* **TO BE DONE**: Copy each line in which the string "JSON" occurs.

* **SUPPLIED RECORDS**:
────────────────────

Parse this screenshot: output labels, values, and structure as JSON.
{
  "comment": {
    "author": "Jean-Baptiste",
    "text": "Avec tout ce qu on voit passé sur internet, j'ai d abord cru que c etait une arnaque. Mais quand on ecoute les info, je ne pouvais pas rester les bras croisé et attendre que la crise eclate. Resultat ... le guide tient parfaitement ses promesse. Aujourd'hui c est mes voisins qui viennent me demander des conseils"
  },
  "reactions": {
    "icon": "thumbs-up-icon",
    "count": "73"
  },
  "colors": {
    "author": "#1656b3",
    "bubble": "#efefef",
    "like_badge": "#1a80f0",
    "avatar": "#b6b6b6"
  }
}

────────────────────

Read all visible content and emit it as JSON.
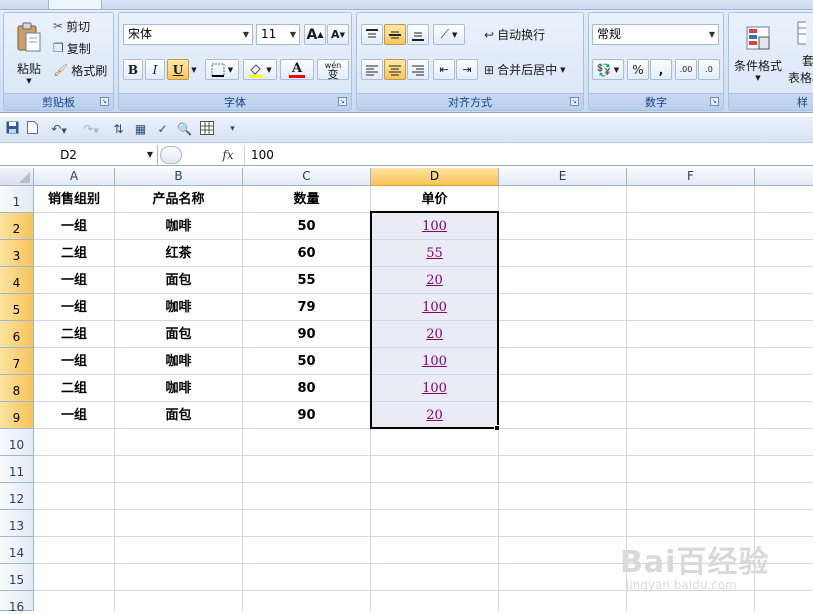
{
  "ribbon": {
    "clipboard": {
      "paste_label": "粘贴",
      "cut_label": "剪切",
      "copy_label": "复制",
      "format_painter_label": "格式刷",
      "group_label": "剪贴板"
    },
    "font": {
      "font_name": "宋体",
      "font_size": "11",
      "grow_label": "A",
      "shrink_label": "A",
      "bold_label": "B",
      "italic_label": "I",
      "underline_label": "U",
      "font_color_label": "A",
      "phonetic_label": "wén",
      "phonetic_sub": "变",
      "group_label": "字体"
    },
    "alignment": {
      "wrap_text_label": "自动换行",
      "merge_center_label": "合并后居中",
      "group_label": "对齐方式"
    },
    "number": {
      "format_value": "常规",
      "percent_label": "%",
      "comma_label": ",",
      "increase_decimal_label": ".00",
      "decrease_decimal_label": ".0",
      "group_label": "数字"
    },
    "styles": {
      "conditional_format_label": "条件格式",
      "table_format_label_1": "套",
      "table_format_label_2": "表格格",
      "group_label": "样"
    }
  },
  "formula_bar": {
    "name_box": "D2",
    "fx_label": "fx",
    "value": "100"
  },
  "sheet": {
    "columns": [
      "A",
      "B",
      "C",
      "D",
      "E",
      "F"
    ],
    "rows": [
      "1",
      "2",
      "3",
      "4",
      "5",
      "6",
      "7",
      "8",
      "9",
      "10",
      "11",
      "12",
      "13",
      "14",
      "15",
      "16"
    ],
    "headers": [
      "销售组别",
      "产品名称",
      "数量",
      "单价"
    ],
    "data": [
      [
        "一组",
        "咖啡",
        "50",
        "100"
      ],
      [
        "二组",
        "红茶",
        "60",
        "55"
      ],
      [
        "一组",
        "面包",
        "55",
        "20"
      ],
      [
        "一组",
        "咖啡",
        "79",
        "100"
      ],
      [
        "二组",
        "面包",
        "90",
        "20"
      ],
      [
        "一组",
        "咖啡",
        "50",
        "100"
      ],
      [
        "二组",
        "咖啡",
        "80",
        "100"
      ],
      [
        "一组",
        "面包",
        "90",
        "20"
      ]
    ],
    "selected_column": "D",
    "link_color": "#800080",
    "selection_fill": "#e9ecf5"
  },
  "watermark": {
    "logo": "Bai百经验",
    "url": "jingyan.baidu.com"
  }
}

────────────────────

* **SOLUTION FOR THIS EXERCISE**:
Parse this screenshot: output labels, values, and structure as JSON.
Read all visible content and emit it as JSON.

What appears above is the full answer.